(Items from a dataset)
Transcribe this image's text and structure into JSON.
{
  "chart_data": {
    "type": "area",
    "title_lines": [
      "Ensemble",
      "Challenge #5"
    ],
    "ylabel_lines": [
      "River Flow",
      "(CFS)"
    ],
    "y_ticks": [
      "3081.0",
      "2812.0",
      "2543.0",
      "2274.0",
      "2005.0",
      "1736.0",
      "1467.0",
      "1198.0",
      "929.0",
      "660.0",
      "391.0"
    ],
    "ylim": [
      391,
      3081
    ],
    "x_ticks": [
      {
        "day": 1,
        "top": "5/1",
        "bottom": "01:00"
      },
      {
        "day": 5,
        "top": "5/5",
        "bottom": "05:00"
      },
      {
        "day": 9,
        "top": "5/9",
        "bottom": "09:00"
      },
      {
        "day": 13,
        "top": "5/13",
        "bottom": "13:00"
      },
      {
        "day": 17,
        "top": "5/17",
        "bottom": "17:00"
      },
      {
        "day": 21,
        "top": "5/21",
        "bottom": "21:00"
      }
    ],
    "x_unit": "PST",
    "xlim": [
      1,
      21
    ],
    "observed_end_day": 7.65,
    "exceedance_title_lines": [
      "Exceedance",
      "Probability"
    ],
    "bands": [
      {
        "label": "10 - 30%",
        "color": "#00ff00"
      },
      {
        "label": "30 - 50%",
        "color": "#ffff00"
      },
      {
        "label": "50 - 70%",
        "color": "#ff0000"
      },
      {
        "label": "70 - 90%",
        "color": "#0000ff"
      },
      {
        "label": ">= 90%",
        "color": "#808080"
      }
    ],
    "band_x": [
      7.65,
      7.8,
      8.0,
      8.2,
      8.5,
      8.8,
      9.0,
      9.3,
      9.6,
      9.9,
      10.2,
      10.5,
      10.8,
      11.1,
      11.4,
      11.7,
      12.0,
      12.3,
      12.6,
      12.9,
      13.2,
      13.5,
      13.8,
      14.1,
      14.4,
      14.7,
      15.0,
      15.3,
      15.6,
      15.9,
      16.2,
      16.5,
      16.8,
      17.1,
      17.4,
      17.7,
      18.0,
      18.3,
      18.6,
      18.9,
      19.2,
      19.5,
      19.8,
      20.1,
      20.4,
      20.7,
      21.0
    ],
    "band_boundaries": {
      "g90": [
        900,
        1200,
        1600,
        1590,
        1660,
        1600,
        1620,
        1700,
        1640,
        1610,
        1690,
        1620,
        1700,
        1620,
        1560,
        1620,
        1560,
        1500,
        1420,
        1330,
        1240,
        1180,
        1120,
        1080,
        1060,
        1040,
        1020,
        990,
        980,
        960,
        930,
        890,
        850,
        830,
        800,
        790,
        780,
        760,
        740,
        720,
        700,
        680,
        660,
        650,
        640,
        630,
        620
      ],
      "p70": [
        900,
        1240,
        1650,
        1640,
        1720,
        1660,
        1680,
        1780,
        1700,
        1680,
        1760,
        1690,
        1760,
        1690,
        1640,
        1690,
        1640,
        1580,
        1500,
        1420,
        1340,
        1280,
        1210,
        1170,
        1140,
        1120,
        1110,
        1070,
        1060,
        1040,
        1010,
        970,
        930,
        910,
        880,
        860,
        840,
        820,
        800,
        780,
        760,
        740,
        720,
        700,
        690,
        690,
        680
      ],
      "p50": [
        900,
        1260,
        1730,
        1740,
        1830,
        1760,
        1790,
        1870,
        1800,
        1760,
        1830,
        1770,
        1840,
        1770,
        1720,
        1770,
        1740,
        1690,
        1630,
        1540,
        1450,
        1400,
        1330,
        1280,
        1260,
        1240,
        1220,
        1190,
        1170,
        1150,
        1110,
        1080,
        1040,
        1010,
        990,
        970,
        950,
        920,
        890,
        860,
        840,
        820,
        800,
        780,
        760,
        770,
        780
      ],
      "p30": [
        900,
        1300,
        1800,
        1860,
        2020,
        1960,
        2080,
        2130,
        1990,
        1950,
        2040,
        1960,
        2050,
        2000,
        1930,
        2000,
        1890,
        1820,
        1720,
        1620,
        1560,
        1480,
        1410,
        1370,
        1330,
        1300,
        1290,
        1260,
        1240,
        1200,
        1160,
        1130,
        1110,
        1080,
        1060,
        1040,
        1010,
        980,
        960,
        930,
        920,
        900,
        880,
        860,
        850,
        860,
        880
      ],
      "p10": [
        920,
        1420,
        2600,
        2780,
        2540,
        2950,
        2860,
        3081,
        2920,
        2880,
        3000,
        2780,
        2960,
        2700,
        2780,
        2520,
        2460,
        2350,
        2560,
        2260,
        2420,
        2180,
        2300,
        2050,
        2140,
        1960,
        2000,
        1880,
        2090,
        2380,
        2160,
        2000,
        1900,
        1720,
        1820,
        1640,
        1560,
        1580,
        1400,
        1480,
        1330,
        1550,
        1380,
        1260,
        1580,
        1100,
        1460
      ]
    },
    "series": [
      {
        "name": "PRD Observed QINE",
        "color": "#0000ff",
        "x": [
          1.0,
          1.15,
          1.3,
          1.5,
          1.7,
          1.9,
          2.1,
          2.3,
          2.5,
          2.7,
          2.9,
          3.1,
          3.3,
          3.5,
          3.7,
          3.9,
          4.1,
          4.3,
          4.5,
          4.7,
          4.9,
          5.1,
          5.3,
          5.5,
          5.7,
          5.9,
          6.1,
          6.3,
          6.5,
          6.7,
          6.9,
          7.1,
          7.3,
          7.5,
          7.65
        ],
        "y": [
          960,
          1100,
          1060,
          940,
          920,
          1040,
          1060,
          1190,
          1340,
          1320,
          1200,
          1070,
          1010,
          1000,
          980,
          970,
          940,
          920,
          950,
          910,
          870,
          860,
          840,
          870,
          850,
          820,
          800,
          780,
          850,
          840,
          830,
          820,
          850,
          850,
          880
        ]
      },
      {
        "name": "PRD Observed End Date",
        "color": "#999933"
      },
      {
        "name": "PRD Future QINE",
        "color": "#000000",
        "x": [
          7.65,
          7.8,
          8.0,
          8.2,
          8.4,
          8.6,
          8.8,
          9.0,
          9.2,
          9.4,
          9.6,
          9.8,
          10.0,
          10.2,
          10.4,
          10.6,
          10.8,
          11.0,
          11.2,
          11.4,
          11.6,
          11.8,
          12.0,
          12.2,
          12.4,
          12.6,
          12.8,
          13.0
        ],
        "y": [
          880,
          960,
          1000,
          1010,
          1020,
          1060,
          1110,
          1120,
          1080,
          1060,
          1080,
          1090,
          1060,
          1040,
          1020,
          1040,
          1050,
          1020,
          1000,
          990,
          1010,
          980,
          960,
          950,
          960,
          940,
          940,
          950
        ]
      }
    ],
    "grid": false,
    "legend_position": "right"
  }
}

• WORK INSTRUCTIONS:
The listing above should be transcribed in full, exactly as written.

• THE COMPLETED TASK:
Transcribe this image's text and structure into JSON.
{
  "chart_data": {
    "type": "area",
    "title_lines": [
      "Ensemble",
      "Challenge #5"
    ],
    "ylabel_lines": [
      "River Flow",
      "(CFS)"
    ],
    "y_ticks": [
      "3081.0",
      "2812.0",
      "2543.0",
      "2274.0",
      "2005.0",
      "1736.0",
      "1467.0",
      "1198.0",
      "929.0",
      "660.0",
      "391.0"
    ],
    "ylim": [
      391,
      3081
    ],
    "x_ticks": [
      {
        "day": 1,
        "top": "5/1",
        "bottom": "01:00"
      },
      {
        "day": 5,
        "top": "5/5",
        "bottom": "05:00"
      },
      {
        "day": 9,
        "top": "5/9",
        "bottom": "09:00"
      },
      {
        "day": 13,
        "top": "5/13",
        "bottom": "13:00"
      },
      {
        "day": 17,
        "top": "5/17",
        "bottom": "17:00"
      },
      {
        "day": 21,
        "top": "5/21",
        "bottom": "21:00"
      }
    ],
    "x_unit": "PST",
    "xlim": [
      1,
      21
    ],
    "observed_end_day": 7.65,
    "exceedance_title_lines": [
      "Exceedance",
      "Probability"
    ],
    "bands": [
      {
        "label": "10 - 30%",
        "color": "#00ff00"
      },
      {
        "label": "30 - 50%",
        "color": "#ffff00"
      },
      {
        "label": "50 - 70%",
        "color": "#ff0000"
      },
      {
        "label": "70 - 90%",
        "color": "#0000ff"
      },
      {
        "label": ">= 90%",
        "color": "#808080"
      }
    ],
    "band_x": [
      7.65,
      7.8,
      8.0,
      8.2,
      8.5,
      8.8,
      9.0,
      9.3,
      9.6,
      9.9,
      10.2,
      10.5,
      10.8,
      11.1,
      11.4,
      11.7,
      12.0,
      12.3,
      12.6,
      12.9,
      13.2,
      13.5,
      13.8,
      14.1,
      14.4,
      14.7,
      15.0,
      15.3,
      15.6,
      15.9,
      16.2,
      16.5,
      16.8,
      17.1,
      17.4,
      17.7,
      18.0,
      18.3,
      18.6,
      18.9,
      19.2,
      19.5,
      19.8,
      20.1,
      20.4,
      20.7,
      21.0
    ],
    "band_boundaries": {
      "g90": [
        900,
        1200,
        1600,
        1590,
        1660,
        1600,
        1620,
        1700,
        1640,
        1610,
        1690,
        1620,
        1700,
        1620,
        1560,
        1620,
        1560,
        1500,
        1420,
        1330,
        1240,
        1180,
        1120,
        1080,
        1060,
        1040,
        1020,
        990,
        980,
        960,
        930,
        890,
        850,
        830,
        800,
        790,
        780,
        760,
        740,
        720,
        700,
        680,
        660,
        650,
        640,
        630,
        620
      ],
      "p70": [
        900,
        1240,
        1650,
        1640,
        1720,
        1660,
        1680,
        1780,
        1700,
        1680,
        1760,
        1690,
        1760,
        1690,
        1640,
        1690,
        1640,
        1580,
        1500,
        1420,
        1340,
        1280,
        1210,
        1170,
        1140,
        1120,
        1110,
        1070,
        1060,
        1040,
        1010,
        970,
        930,
        910,
        880,
        860,
        840,
        820,
        800,
        780,
        760,
        740,
        720,
        700,
        690,
        690,
        680
      ],
      "p50": [
        900,
        1260,
        1730,
        1740,
        1830,
        1760,
        1790,
        1870,
        1800,
        1760,
        1830,
        1770,
        1840,
        1770,
        1720,
        1770,
        1740,
        1690,
        1630,
        1540,
        1450,
        1400,
        1330,
        1280,
        1260,
        1240,
        1220,
        1190,
        1170,
        1150,
        1110,
        1080,
        1040,
        1010,
        990,
        970,
        950,
        920,
        890,
        860,
        840,
        820,
        800,
        780,
        760,
        770,
        780
      ],
      "p30": [
        900,
        1300,
        1800,
        1860,
        2020,
        1960,
        2080,
        2130,
        1990,
        1950,
        2040,
        1960,
        2050,
        2000,
        1930,
        2000,
        1890,
        1820,
        1720,
        1620,
        1560,
        1480,
        1410,
        1370,
        1330,
        1300,
        1290,
        1260,
        1240,
        1200,
        1160,
        1130,
        1110,
        1080,
        1060,
        1040,
        1010,
        980,
        960,
        930,
        920,
        900,
        880,
        860,
        850,
        860,
        880
      ],
      "p10": [
        920,
        1420,
        2600,
        2780,
        2540,
        2950,
        2860,
        3081,
        2920,
        2880,
        3000,
        2780,
        2960,
        2700,
        2780,
        2520,
        2460,
        2350,
        2560,
        2260,
        2420,
        2180,
        2300,
        2050,
        2140,
        1960,
        2000,
        1880,
        2090,
        2380,
        2160,
        2000,
        1900,
        1720,
        1820,
        1640,
        1560,
        1580,
        1400,
        1480,
        1330,
        1550,
        1380,
        1260,
        1580,
        1100,
        1460
      ]
    },
    "series": [
      {
        "name": "PRD Observed QINE",
        "color": "#0000ff",
        "x": [
          1.0,
          1.15,
          1.3,
          1.5,
          1.7,
          1.9,
          2.1,
          2.3,
          2.5,
          2.7,
          2.9,
          3.1,
          3.3,
          3.5,
          3.7,
          3.9,
          4.1,
          4.3,
          4.5,
          4.7,
          4.9,
          5.1,
          5.3,
          5.5,
          5.7,
          5.9,
          6.1,
          6.3,
          6.5,
          6.7,
          6.9,
          7.1,
          7.3,
          7.5,
          7.65
        ],
        "y": [
          960,
          1100,
          1060,
          940,
          920,
          1040,
          1060,
          1190,
          1340,
          1320,
          1200,
          1070,
          1010,
          1000,
          980,
          970,
          940,
          920,
          950,
          910,
          870,
          860,
          840,
          870,
          850,
          820,
          800,
          780,
          850,
          840,
          830,
          820,
          850,
          850,
          880
        ]
      },
      {
        "name": "PRD Observed End Date",
        "color": "#999933"
      },
      {
        "name": "PRD Future QINE",
        "color": "#000000",
        "x": [
          7.65,
          7.8,
          8.0,
          8.2,
          8.4,
          8.6,
          8.8,
          9.0,
          9.2,
          9.4,
          9.6,
          9.8,
          10.0,
          10.2,
          10.4,
          10.6,
          10.8,
          11.0,
          11.2,
          11.4,
          11.6,
          11.8,
          12.0,
          12.2,
          12.4,
          12.6,
          12.8,
          13.0
        ],
        "y": [
          880,
          960,
          1000,
          1010,
          1020,
          1060,
          1110,
          1120,
          1080,
          1060,
          1080,
          1090,
          1060,
          1040,
          1020,
          1040,
          1050,
          1020,
          1000,
          990,
          1010,
          980,
          960,
          950,
          960,
          940,
          940,
          950
        ]
      }
    ],
    "grid": false,
    "legend_position": "right"
  }
}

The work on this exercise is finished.